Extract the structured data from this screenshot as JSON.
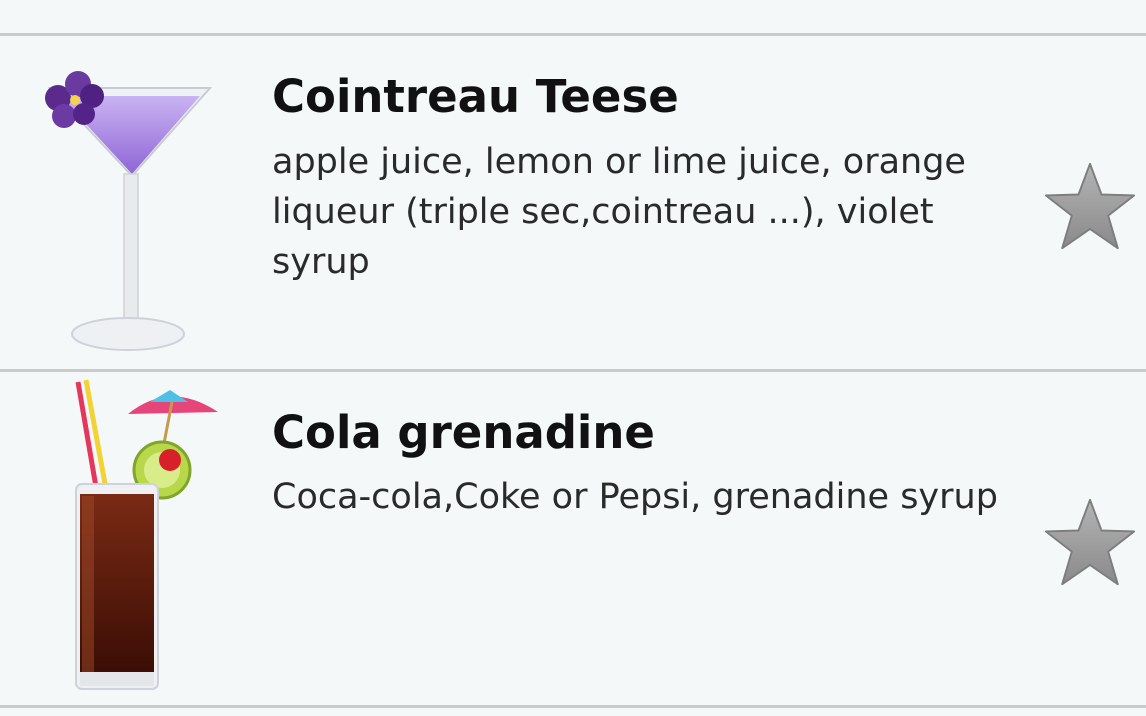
{
  "drinks": [
    {
      "name": "Cointreau Teese",
      "ingredients": "apple juice, lemon or lime juice, orange liqueur (triple sec,cointreau ...), violet syrup",
      "image_icon": "violet-martini-icon",
      "favorite_icon": "star-icon",
      "favorite": false
    },
    {
      "name": "Cola grenadine",
      "ingredients": "Coca-cola,Coke or Pepsi, grenadine syrup",
      "image_icon": "cola-highball-icon",
      "favorite_icon": "star-icon",
      "favorite": false
    }
  ],
  "colors": {
    "background": "#f4f8f8",
    "divider": "#c8cbcb",
    "star_fill": "#9a9a9a",
    "martini_liquid": "#a98be6",
    "cola_liquid": "#4a1408"
  }
}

Problem description
Reproduce the data word for word, excluding its pictures.

Solved exercise
Extract the structured data from this screenshot as JSON.
{
  "drinks": [
    {
      "name": "Cointreau Teese",
      "ingredients": "apple juice, lemon or lime juice, orange liqueur (triple sec,cointreau ...), violet syrup",
      "image_icon": "violet-martini-icon",
      "favorite_icon": "star-icon",
      "favorite": false
    },
    {
      "name": "Cola grenadine",
      "ingredients": "Coca-cola,Coke or Pepsi, grenadine syrup",
      "image_icon": "cola-highball-icon",
      "favorite_icon": "star-icon",
      "favorite": false
    }
  ],
  "colors": {
    "background": "#f4f8f8",
    "divider": "#c8cbcb",
    "star_fill": "#9a9a9a",
    "martini_liquid": "#a98be6",
    "cola_liquid": "#4a1408"
  }
}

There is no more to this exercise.